-- Start --
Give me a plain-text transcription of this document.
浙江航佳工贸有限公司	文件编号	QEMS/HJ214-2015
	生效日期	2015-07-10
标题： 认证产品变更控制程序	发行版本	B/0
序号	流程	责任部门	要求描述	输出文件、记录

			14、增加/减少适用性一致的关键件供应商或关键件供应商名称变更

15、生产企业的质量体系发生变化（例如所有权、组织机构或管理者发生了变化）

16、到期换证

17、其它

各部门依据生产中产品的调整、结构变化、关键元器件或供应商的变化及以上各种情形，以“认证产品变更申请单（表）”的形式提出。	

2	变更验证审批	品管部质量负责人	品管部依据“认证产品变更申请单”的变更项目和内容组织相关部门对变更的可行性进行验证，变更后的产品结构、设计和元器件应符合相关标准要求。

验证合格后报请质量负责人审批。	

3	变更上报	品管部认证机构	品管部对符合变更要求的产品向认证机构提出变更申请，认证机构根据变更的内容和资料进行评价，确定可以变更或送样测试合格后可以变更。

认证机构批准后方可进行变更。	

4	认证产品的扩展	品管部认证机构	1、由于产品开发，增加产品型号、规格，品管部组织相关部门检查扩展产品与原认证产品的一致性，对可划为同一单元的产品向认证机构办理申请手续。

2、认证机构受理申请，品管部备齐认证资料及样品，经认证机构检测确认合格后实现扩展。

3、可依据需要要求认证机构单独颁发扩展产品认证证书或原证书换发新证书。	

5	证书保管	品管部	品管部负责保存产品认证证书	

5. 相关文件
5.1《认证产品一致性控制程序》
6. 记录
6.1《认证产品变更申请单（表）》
-- End --
-- Start --
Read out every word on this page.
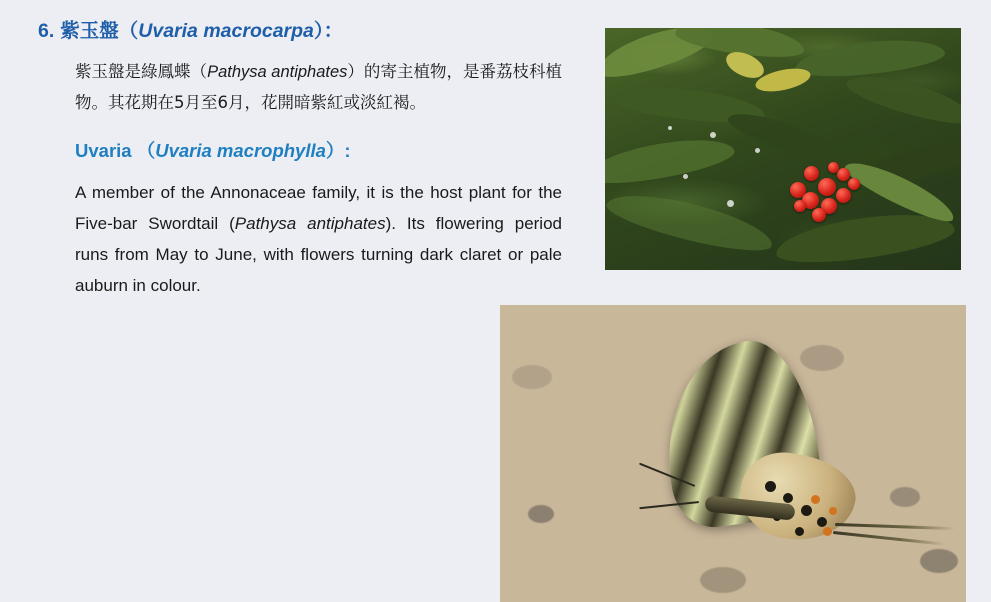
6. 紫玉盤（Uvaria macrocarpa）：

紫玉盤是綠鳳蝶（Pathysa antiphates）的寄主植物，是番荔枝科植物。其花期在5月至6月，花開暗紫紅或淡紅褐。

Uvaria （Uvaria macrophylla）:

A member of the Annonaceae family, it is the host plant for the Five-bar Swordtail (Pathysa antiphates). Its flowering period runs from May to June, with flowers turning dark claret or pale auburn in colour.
-- End --
-- Start --
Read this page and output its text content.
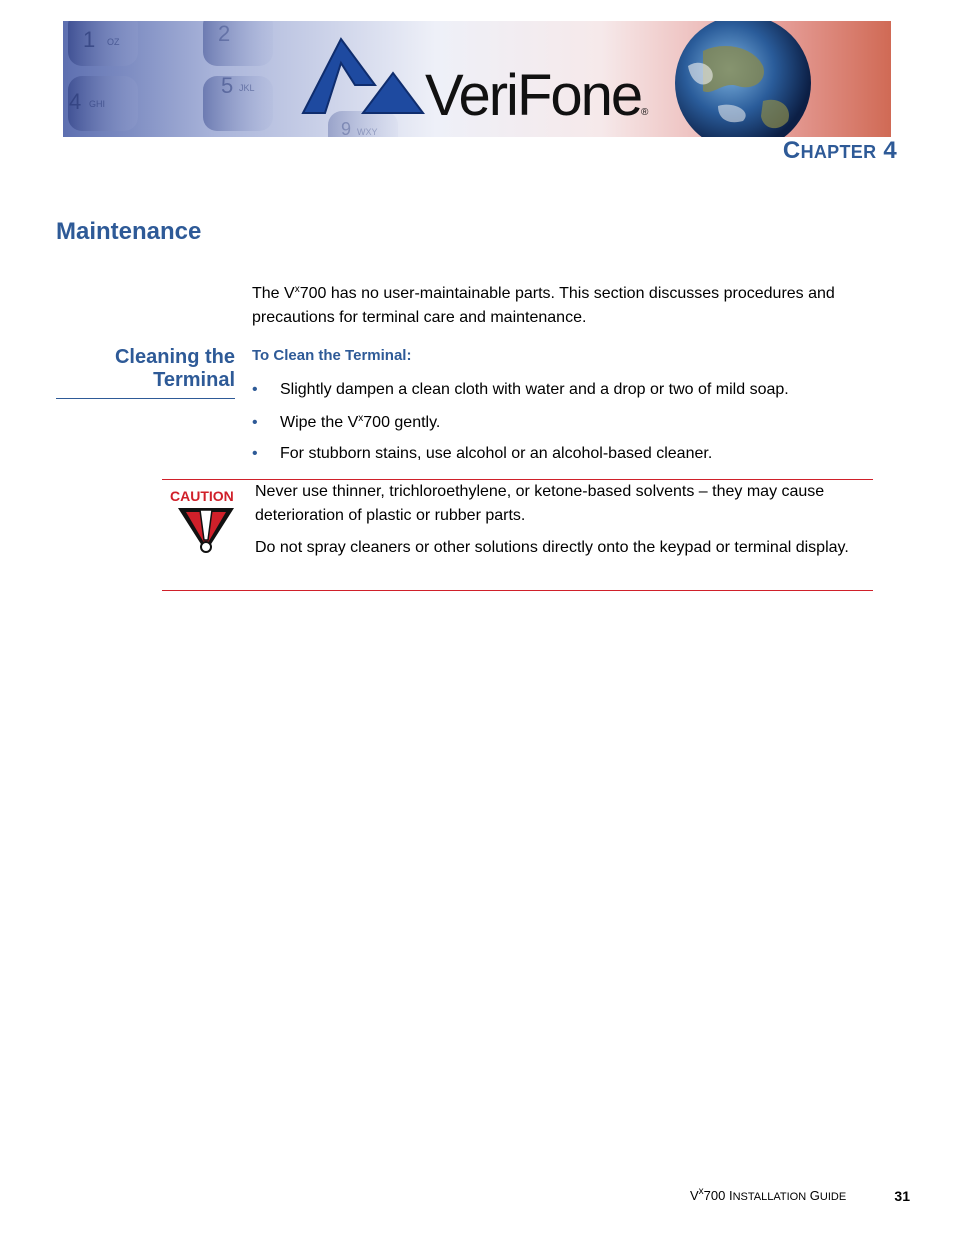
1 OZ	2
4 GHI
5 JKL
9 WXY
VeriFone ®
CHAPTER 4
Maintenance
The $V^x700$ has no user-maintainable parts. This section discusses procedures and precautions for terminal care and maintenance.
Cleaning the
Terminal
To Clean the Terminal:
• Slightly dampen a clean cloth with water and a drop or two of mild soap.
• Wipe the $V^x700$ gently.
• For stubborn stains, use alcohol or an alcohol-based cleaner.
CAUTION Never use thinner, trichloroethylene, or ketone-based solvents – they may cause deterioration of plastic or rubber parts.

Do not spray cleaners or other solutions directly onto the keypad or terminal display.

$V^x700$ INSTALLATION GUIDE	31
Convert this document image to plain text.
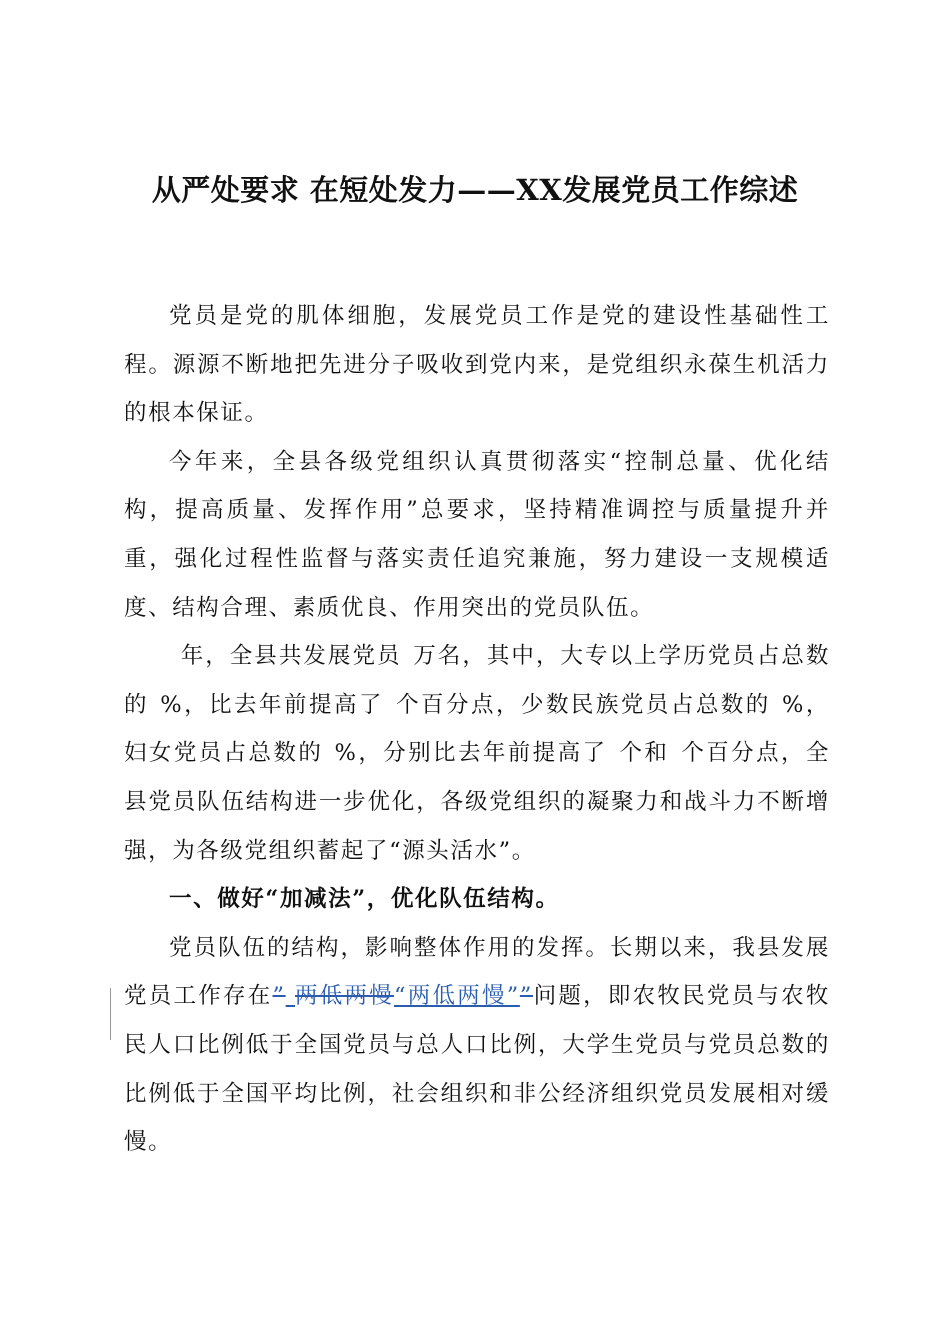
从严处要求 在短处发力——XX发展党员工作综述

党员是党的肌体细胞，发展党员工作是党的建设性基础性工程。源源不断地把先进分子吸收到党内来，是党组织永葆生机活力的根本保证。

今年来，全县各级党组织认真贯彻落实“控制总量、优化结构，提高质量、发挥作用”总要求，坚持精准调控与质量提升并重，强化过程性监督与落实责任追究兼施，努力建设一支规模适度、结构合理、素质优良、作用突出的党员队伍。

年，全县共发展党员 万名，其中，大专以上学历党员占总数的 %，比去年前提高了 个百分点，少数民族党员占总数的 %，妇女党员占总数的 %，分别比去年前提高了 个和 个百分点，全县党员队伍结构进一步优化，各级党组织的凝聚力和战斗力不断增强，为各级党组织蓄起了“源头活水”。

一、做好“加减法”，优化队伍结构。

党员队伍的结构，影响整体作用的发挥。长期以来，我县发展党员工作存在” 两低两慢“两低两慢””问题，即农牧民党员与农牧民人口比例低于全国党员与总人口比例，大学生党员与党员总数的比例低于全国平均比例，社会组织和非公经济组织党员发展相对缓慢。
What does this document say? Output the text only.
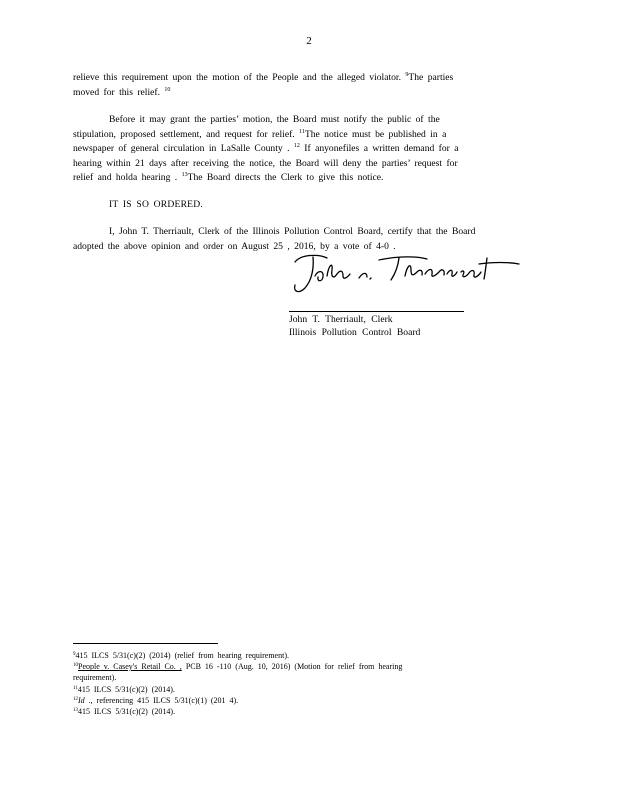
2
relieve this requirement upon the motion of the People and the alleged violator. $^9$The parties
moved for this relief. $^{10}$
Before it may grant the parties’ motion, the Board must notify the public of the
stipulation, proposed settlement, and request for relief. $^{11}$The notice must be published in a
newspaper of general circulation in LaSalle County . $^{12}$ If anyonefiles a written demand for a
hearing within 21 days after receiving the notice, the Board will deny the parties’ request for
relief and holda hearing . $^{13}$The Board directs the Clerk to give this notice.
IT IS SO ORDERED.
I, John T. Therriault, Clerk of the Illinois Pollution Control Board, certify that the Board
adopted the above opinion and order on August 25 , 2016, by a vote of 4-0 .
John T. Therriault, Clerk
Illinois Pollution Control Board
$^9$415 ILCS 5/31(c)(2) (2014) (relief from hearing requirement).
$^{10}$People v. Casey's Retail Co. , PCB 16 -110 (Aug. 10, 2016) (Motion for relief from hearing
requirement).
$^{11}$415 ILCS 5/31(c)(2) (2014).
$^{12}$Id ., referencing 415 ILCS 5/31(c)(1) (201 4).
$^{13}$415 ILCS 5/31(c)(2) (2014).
-- End --
WHAT TO DO = Return each line that includes "John".

COMPLETED TASK =
I, John T. Therriault, Clerk of the Illinois Pollution Control Board, certify that the Board
John T. Therriault, Clerk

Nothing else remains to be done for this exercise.